Start
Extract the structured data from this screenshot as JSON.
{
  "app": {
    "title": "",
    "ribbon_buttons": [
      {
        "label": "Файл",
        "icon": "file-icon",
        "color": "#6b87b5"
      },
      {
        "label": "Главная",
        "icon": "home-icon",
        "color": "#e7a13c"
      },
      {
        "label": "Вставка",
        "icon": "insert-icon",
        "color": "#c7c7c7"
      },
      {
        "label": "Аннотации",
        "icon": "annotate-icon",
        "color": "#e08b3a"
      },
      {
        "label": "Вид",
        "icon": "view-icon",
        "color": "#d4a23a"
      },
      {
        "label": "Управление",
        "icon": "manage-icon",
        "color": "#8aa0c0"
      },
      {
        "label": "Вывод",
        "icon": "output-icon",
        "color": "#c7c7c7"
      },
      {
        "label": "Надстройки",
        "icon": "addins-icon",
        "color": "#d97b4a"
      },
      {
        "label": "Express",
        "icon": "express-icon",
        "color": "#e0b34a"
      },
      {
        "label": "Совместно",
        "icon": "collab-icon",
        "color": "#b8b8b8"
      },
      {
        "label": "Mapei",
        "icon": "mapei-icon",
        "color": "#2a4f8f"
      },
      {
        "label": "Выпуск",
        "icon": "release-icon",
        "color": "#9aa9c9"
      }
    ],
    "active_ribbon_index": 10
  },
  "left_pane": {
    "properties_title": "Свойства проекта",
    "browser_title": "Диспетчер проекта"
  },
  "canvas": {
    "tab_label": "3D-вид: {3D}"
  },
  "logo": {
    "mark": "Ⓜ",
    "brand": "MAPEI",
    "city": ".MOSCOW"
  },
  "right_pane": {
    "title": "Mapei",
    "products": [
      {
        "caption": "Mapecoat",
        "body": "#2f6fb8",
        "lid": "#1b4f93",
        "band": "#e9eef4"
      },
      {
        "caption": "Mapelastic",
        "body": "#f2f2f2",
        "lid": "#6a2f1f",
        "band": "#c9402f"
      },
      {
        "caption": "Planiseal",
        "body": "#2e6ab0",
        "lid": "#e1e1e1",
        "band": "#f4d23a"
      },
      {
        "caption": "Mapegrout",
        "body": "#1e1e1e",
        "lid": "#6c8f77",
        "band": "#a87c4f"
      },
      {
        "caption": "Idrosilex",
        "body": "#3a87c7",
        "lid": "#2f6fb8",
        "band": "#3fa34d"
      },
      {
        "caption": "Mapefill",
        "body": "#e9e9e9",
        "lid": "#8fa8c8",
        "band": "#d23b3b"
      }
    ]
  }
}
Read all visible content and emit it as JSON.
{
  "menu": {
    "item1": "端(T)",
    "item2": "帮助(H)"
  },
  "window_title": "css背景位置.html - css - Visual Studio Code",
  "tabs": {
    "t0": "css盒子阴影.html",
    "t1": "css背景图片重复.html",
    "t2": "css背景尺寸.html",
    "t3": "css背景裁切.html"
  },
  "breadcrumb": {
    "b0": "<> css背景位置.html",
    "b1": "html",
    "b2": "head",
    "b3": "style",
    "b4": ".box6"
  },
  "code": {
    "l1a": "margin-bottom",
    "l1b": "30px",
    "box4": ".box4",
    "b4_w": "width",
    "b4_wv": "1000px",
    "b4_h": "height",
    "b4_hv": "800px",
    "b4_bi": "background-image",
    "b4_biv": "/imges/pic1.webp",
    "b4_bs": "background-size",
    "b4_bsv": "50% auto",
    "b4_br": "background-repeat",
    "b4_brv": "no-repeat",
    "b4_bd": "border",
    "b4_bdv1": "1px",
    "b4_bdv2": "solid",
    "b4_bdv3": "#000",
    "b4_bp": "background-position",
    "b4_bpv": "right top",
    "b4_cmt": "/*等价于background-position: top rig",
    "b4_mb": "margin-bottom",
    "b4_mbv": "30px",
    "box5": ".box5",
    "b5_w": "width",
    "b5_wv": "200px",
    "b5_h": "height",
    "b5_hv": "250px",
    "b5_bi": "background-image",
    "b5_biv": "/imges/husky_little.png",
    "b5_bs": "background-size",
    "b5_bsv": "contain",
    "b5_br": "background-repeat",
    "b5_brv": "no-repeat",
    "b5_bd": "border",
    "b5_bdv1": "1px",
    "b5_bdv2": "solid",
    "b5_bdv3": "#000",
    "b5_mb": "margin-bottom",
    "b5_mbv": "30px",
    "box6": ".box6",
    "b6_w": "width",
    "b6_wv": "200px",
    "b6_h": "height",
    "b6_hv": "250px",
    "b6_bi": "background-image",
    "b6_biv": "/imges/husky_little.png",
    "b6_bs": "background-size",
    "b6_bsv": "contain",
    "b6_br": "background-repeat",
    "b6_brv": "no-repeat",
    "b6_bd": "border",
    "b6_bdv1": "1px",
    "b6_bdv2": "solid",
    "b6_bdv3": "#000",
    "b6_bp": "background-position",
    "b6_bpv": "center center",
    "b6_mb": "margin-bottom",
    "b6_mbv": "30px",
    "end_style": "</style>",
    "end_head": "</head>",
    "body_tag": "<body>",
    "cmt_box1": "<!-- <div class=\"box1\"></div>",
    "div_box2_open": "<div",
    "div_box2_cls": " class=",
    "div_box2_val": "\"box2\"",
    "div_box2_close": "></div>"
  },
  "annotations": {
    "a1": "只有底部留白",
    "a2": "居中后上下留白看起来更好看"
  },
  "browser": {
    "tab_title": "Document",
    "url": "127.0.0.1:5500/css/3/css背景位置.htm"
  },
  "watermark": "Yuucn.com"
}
End
• **Written request**: Every line in the data that holds "class" should be copied out.

• **Solution to this exercise**:
    "cmt_box1": "<!-- <div class=\"box1\"></div>",
    "div_box2_cls": " class=",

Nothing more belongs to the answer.